> _Aim_
Pictures do not belong in your copy. Repeat all the other data exactly.
▶
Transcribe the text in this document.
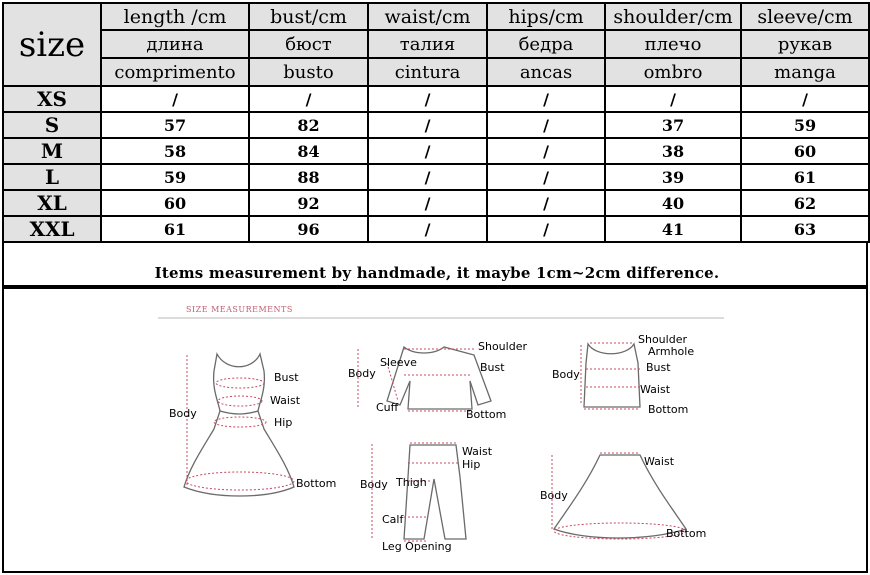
size	length /cm	bust/cm	waist/cm	hips/cm	shoulder/cm	sleeve/cm
	длина	бюст	талия	бедра	плечо	рукав
	comprimento	busto	cintura	ancas	ombro	manga
XS	/	/	/	/	/	/
S	57	82	/	/	37	59
M	58	84	/	/	38	60
L	59	88	/	/	39	61
XL	60	92	/	/	40	62
XXL	61	96	/	/	41	63
Items measurement by handmade, it maybe 1cm~2cm difference.
SIZE MEASUREMENTS
Body
Bust
Waist
Hip
Bottom
Sleeve
Shoulder
Body	Bust
Cuff
Bottom
Shoulder
Armhole
Body
Bust
Waist
Bottom
Waist
Hip
Body Thigh
Calf
Leg Opening
Waist
Body
Bottom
◀
> _Task output_
Transcribe the text in this document.
size	length /cm	bust/cm	waist/cm	hips/cm	shoulder/cm	sleeve/cm
	длина	бюст	талия	бедра	плечо	рукав
	comprimento	busto	cintura	ancas	ombro	manga
XS	/	/	/	/	/	/
S	57	82	/	/	37	59
M	58	84	/	/	38	60
L	59	88	/	/	39	61
XL	60	92	/	/	40	62
XXL	61	96	/	/	41	63
Items measurement by handmade, it maybe 1cm~2cm difference.
SIZE MEASUREMENTS
Body
Bust
Waist
Hip
Bottom
Sleeve
Shoulder
Body	Bust
Cuff
Bottom
Shoulder
Armhole
Body
Bust
Waist
Bottom
Waist
Hip
Body Thigh
Calf
Leg Opening
Waist
Body
Bottom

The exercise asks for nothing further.